::: Data provided

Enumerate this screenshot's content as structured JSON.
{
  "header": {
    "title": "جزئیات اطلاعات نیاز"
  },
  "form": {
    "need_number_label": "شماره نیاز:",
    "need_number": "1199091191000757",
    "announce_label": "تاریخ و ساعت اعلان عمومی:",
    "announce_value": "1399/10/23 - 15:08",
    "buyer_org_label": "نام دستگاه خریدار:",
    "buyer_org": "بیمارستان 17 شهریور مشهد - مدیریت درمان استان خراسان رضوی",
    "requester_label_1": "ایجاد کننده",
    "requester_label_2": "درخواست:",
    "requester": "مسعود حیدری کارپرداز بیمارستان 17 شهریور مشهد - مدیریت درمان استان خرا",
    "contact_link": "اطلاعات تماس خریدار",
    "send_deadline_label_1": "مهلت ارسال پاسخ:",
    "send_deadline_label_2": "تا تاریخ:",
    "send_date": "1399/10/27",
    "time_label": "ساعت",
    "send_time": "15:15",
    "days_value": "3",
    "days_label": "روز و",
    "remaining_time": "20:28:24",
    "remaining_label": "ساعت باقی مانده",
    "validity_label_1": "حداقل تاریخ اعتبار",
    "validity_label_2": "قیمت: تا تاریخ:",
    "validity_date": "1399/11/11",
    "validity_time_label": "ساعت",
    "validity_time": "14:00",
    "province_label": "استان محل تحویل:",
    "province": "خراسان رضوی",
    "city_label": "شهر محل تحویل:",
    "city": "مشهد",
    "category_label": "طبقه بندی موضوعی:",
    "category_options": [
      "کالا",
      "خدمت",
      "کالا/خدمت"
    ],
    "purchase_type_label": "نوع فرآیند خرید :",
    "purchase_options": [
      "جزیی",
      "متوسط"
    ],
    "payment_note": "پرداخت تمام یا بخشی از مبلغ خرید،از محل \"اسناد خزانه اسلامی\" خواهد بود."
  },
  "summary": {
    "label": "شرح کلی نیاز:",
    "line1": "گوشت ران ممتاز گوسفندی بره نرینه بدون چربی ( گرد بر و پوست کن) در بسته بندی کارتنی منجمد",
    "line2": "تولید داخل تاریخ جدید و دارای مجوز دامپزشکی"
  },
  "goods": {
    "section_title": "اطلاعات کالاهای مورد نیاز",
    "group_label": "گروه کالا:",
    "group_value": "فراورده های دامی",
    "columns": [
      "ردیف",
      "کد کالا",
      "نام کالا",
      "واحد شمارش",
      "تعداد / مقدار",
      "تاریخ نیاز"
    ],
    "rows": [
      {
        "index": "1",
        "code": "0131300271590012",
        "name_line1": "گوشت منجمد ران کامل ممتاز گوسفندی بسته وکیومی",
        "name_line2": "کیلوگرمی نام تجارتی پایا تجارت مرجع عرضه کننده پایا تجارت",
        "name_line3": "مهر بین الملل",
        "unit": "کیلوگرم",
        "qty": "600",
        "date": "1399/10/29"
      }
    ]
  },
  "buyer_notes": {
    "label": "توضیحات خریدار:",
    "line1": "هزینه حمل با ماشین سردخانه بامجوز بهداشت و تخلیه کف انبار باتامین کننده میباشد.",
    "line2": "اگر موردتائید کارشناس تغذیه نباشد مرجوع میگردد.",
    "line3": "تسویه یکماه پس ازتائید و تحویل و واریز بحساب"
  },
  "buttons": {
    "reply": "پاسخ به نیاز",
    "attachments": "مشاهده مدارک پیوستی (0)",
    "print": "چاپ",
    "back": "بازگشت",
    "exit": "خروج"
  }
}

::::::
::: Data provided

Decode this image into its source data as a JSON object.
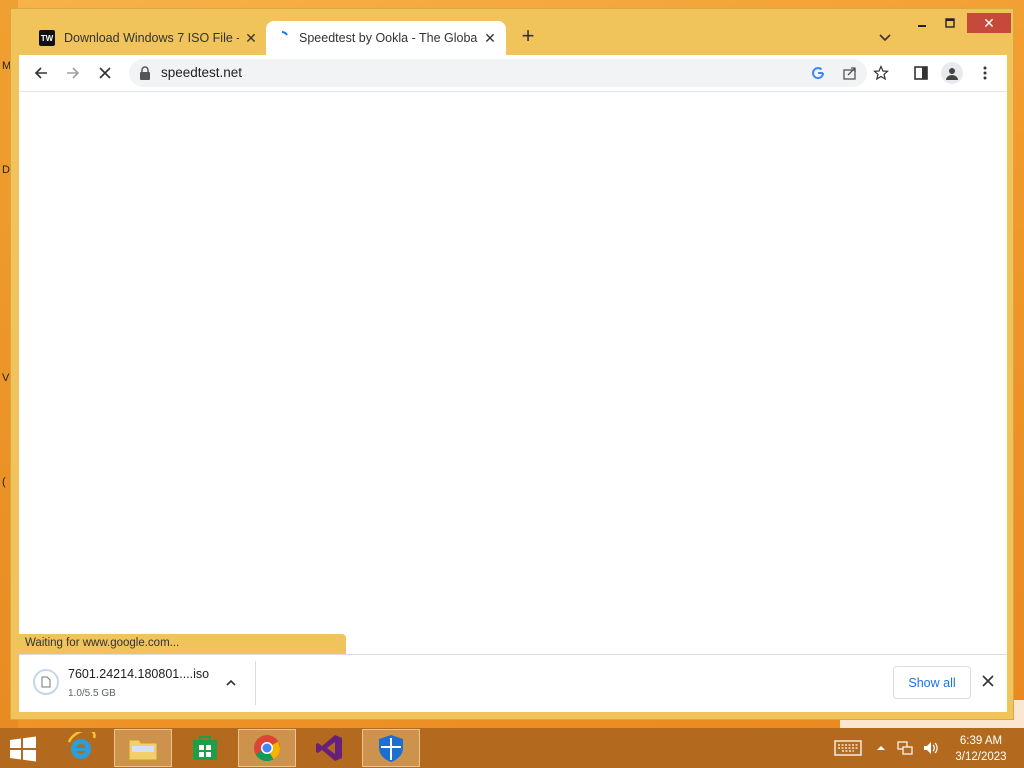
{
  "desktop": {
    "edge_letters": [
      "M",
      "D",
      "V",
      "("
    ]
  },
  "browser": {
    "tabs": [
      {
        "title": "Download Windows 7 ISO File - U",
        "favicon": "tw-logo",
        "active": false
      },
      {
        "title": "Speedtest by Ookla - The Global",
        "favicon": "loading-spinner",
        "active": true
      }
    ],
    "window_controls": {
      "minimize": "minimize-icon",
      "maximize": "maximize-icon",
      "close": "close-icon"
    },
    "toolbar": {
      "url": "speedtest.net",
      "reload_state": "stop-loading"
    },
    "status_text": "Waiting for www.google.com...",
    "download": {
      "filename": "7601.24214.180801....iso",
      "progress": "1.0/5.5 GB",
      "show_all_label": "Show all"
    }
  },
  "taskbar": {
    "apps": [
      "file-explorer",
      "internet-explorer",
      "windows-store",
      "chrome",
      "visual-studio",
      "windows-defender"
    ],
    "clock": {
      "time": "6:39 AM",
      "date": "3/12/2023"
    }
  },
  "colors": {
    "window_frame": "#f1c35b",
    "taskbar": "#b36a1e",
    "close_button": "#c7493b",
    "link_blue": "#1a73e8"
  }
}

::::::

Problem to work on →
Copy each line of the data above that holds "ساعت".

Answer for this exercise →
    "announce_label": "تاریخ و ساعت اعلان عمومی:",
    "time_label": "ساعت",
    "remaining_label": "ساعت باقی مانده",
    "validity_time_label": "ساعت",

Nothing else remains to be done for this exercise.